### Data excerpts

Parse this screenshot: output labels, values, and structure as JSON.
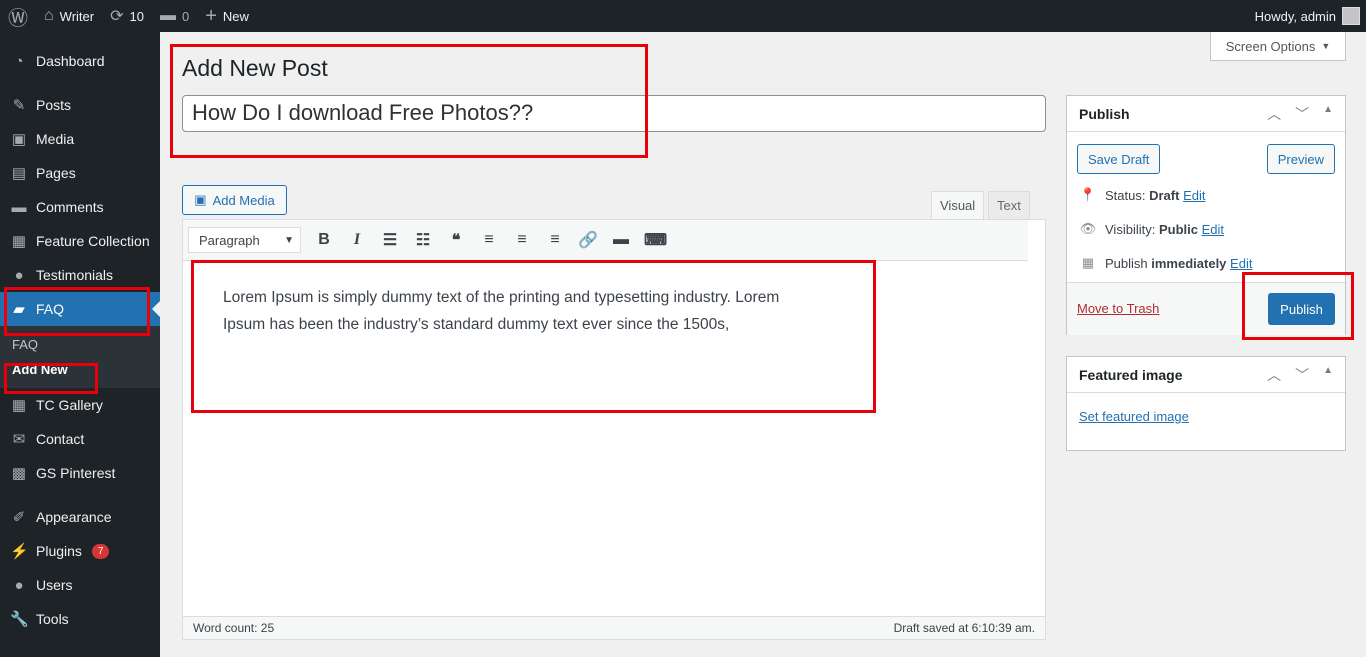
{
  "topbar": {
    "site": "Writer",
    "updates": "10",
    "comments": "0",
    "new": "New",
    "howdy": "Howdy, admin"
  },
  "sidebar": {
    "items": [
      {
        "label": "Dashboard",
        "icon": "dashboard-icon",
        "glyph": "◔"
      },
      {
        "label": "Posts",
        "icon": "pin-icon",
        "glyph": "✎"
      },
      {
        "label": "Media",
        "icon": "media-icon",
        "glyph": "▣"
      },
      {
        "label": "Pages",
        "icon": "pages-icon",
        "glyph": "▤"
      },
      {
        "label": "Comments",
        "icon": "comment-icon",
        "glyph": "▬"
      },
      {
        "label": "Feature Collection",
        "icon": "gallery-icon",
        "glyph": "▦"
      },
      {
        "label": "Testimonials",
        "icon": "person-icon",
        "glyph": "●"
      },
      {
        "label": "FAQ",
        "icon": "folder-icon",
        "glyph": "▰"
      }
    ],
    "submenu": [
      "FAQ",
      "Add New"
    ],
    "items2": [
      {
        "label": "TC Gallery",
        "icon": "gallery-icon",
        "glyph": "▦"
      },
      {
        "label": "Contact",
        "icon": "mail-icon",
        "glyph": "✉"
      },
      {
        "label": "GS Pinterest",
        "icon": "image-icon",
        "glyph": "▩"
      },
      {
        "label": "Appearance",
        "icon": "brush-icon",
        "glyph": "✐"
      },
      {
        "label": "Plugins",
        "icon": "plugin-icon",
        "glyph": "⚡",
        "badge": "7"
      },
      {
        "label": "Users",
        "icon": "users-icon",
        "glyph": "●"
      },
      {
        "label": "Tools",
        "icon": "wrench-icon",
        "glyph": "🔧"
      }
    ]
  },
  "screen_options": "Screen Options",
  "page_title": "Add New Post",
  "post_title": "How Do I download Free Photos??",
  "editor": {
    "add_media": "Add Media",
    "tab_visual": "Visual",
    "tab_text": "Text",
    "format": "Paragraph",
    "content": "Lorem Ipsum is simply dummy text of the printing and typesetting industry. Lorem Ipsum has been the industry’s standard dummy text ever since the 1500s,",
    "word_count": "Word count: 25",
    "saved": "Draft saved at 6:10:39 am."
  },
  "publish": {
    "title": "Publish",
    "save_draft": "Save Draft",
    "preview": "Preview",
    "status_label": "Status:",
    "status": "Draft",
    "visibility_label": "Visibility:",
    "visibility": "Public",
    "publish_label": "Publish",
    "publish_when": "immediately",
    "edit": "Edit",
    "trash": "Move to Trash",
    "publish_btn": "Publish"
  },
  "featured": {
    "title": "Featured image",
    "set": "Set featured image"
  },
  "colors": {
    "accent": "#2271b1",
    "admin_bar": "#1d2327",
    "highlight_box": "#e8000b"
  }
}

### Work instructions
Set the entries down again exactly. Do not include the images.

### Solution for this exercise
Parse this screenshot: output labels, values, and structure as JSON.
{
  "topbar": {
    "site": "Writer",
    "updates": "10",
    "comments": "0",
    "new": "New",
    "howdy": "Howdy, admin"
  },
  "sidebar": {
    "items": [
      {
        "label": "Dashboard",
        "icon": "dashboard-icon",
        "glyph": "◔"
      },
      {
        "label": "Posts",
        "icon": "pin-icon",
        "glyph": "✎"
      },
      {
        "label": "Media",
        "icon": "media-icon",
        "glyph": "▣"
      },
      {
        "label": "Pages",
        "icon": "pages-icon",
        "glyph": "▤"
      },
      {
        "label": "Comments",
        "icon": "comment-icon",
        "glyph": "▬"
      },
      {
        "label": "Feature Collection",
        "icon": "gallery-icon",
        "glyph": "▦"
      },
      {
        "label": "Testimonials",
        "icon": "person-icon",
        "glyph": "●"
      },
      {
        "label": "FAQ",
        "icon": "folder-icon",
        "glyph": "▰"
      }
    ],
    "submenu": [
      "FAQ",
      "Add New"
    ],
    "items2": [
      {
        "label": "TC Gallery",
        "icon": "gallery-icon",
        "glyph": "▦"
      },
      {
        "label": "Contact",
        "icon": "mail-icon",
        "glyph": "✉"
      },
      {
        "label": "GS Pinterest",
        "icon": "image-icon",
        "glyph": "▩"
      },
      {
        "label": "Appearance",
        "icon": "brush-icon",
        "glyph": "✐"
      },
      {
        "label": "Plugins",
        "icon": "plugin-icon",
        "glyph": "⚡",
        "badge": "7"
      },
      {
        "label": "Users",
        "icon": "users-icon",
        "glyph": "●"
      },
      {
        "label": "Tools",
        "icon": "wrench-icon",
        "glyph": "🔧"
      }
    ]
  },
  "screen_options": "Screen Options",
  "page_title": "Add New Post",
  "post_title": "How Do I download Free Photos??",
  "editor": {
    "add_media": "Add Media",
    "tab_visual": "Visual",
    "tab_text": "Text",
    "format": "Paragraph",
    "content": "Lorem Ipsum is simply dummy text of the printing and typesetting industry. Lorem Ipsum has been the industry’s standard dummy text ever since the 1500s,",
    "word_count": "Word count: 25",
    "saved": "Draft saved at 6:10:39 am."
  },
  "publish": {
    "title": "Publish",
    "save_draft": "Save Draft",
    "preview": "Preview",
    "status_label": "Status:",
    "status": "Draft",
    "visibility_label": "Visibility:",
    "visibility": "Public",
    "publish_label": "Publish",
    "publish_when": "immediately",
    "edit": "Edit",
    "trash": "Move to Trash",
    "publish_btn": "Publish"
  },
  "featured": {
    "title": "Featured image",
    "set": "Set featured image"
  },
  "colors": {
    "accent": "#2271b1",
    "admin_bar": "#1d2327",
    "highlight_box": "#e8000b"
  }
}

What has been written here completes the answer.